[Collected data entries]
* BEGIN *

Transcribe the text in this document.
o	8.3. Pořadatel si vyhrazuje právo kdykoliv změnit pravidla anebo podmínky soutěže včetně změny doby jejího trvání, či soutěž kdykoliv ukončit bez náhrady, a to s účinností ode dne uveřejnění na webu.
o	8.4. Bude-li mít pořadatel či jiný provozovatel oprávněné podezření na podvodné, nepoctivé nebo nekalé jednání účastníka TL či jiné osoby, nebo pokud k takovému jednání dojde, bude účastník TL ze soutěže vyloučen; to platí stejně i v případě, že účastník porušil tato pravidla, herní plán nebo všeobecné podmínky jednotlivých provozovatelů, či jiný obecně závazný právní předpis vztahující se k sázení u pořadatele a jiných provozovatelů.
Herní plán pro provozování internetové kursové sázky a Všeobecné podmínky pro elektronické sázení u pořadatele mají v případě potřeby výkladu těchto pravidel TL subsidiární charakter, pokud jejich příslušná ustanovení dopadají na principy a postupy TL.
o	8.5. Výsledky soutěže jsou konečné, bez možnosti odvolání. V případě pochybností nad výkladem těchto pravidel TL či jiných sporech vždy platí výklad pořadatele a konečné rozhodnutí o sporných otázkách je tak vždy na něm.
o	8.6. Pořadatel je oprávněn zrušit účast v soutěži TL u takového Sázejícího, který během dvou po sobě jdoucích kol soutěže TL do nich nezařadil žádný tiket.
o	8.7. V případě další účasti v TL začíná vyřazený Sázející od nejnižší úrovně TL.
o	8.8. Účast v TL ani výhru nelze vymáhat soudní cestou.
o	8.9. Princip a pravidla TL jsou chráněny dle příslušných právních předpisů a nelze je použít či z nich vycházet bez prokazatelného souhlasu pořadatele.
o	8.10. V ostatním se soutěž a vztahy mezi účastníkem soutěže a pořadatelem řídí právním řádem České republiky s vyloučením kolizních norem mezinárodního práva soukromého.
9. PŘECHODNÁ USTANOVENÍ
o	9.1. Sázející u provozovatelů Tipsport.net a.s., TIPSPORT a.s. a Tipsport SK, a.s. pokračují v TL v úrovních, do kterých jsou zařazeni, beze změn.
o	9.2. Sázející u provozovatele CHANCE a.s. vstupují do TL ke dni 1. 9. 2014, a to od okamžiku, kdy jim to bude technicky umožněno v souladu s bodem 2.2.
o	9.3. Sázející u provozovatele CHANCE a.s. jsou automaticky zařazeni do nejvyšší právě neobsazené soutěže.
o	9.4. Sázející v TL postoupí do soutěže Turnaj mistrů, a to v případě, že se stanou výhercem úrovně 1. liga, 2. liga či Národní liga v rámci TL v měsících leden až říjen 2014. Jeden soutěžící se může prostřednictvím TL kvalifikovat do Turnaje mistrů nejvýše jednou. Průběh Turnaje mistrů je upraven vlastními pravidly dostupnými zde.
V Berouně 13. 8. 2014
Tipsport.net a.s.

* END *
* BEGIN *

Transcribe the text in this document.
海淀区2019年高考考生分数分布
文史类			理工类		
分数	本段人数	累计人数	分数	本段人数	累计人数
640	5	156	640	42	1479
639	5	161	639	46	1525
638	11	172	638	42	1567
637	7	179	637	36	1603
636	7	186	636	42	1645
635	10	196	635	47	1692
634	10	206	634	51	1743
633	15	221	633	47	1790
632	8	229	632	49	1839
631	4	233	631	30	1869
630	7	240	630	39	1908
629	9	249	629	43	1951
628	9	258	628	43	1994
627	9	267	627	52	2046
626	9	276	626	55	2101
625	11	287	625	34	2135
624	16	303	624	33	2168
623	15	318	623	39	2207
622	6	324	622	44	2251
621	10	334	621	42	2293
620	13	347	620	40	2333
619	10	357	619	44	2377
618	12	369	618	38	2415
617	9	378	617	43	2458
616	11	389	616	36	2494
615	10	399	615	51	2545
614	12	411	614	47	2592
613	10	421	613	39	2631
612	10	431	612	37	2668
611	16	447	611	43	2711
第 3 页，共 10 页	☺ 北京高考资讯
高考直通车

* END *
* BEGIN *

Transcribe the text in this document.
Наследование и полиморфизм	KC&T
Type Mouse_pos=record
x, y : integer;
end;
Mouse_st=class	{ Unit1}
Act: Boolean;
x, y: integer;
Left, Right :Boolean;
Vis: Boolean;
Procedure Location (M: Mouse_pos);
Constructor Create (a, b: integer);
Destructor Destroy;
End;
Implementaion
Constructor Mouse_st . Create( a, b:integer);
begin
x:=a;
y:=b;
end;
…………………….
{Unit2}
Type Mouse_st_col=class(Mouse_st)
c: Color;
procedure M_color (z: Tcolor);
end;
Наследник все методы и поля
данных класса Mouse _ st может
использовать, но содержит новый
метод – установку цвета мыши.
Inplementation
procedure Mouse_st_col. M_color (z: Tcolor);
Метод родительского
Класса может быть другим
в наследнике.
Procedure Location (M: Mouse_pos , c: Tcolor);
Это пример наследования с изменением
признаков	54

* END *

- GIVEN TASK:
Say how many lines hold the word "CHANCE", giving the number and nothing else.

- TASK RESPONSE:
2